(Records)
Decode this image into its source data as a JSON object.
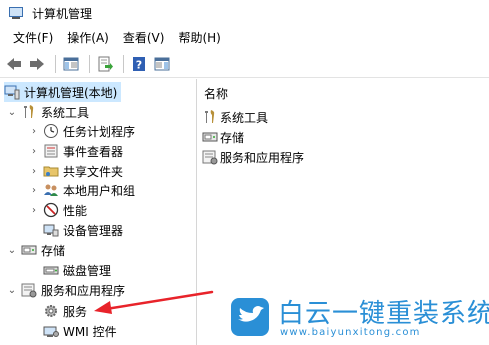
{
  "window": {
    "title": "计算机管理"
  },
  "menu": {
    "items": [
      {
        "label": "文件(F)"
      },
      {
        "label": "操作(A)"
      },
      {
        "label": "查看(V)"
      },
      {
        "label": "帮助(H)"
      }
    ]
  },
  "toolbar": {
    "buttons": [
      "back-icon",
      "forward-icon",
      "show-hide-tree-icon",
      "export-list-icon",
      "help-icon",
      "show-hide-action-pane-icon"
    ]
  },
  "tree": {
    "root": "计算机管理(本地)",
    "system_tools": "系统工具",
    "task_scheduler": "任务计划程序",
    "event_viewer": "事件查看器",
    "shared_folders": "共享文件夹",
    "local_users": "本地用户和组",
    "performance": "性能",
    "device_manager": "设备管理器",
    "storage": "存储",
    "disk_management": "磁盘管理",
    "services_apps": "服务和应用程序",
    "services": "服务",
    "wmi_control": "WMI 控件"
  },
  "list": {
    "column_name": "名称",
    "items": [
      {
        "label": "系统工具",
        "icon": "tools-icon"
      },
      {
        "label": "存储",
        "icon": "storage-icon"
      },
      {
        "label": "服务和应用程序",
        "icon": "services-apps-icon"
      }
    ]
  },
  "watermark": {
    "title": "白云一键重装系统",
    "url": "www.baiyunxitong.com"
  },
  "colors": {
    "selection": "#cce8ff",
    "annotation_arrow": "#e8232a",
    "watermark_blue": "#2a8fd6"
  }
}
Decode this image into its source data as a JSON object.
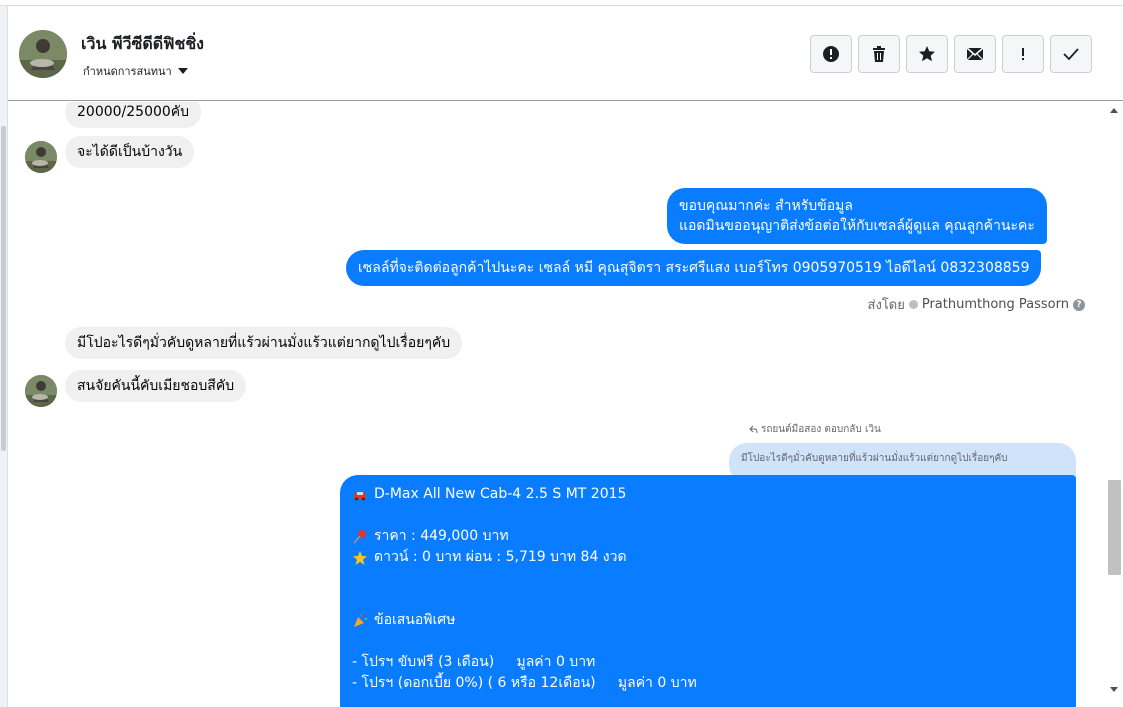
{
  "contact": {
    "name": "เวิน พีวีซีดีดีฟิชชิ่ง",
    "conversation_settings": "กำหนดการสนทนา"
  },
  "actions": [
    {
      "name": "report-icon"
    },
    {
      "name": "trash-icon"
    },
    {
      "name": "star-icon"
    },
    {
      "name": "mail-icon"
    },
    {
      "name": "exclamation-icon"
    },
    {
      "name": "check-icon"
    }
  ],
  "messages": {
    "m1": "20000/25000คับ",
    "m2": "จะได้ดีเป็นบ้างวัน",
    "m3_line1": "ขอบคุณมากค่ะ สำหรับข้อมูล",
    "m3_line2": "แอดมินขออนุญาติส่งข้อต่อให้กับเซลล์ผู้ดูแล คุณลูกค้านะคะ",
    "m4": "เซลล์ที่จะติดต่อลูกค้าไปนะคะ เซลล์ หมี คุณสุจิตรา สระศรีแสง เบอร์โทร 0905970519 ไอดีไลน์ 0832308859",
    "sent_by_label": "ส่งโดย",
    "sent_by_name": "Prathumthong Passorn",
    "m5": "มีโปอะไรดีๆมั่วคับดูหลายที่แร้วผ่านมั่งแร้วแต่ยากดูไปเรื่อยๆคับ",
    "m6": "สนจัยคันนี้คับเมียชอบสีคับ",
    "reply_meta": "รถยนต์มือสอง ตอบกลับ เวิน",
    "quoted_text": "มีโปอะไรดีๆมั่วคับดูหลายที่แร้วผ่านมั่งแร้วแต่ยากดูไปเรื่อยๆคับ"
  },
  "offer": {
    "model": "D-Max All New Cab-4 2.5 S MT 2015",
    "price": "ราคา : 449,000 บาท",
    "down": "ดาวน์ : 0 บาท ผ่อน : 5,719 บาท 84 งวด",
    "special_title": "ข้อเสนอพิเศษ",
    "promo1": "- โปรฯ ขับฟรี (3 เดือน)     มูลค่า 0 บาท",
    "promo2": "- โปรฯ (ดอกเบี้ย 0%) ( 6 หรือ 12เดือน)     มูลค่า 0 บาท"
  },
  "colors": {
    "outgoing_bubble": "#0a7cff",
    "incoming_bubble": "#f0f0f0",
    "quoted_bubble": "#cfe3fb"
  }
}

What you are asked to do
Locate each line containing the string "ไปเร" and show it.

Result for this exercise
    "m5": "มีโปอะไรดีๆมั่วคับดูหลายที่แร้วผ่านมั่งแร้วแต่ยากดูไปเรื่อยๆคับ",
    "quoted_text": "มีโปอะไรดีๆมั่วคับดูหลายที่แร้วผ่านมั่งแร้วแต่ยากดูไปเรื่อยๆคับ"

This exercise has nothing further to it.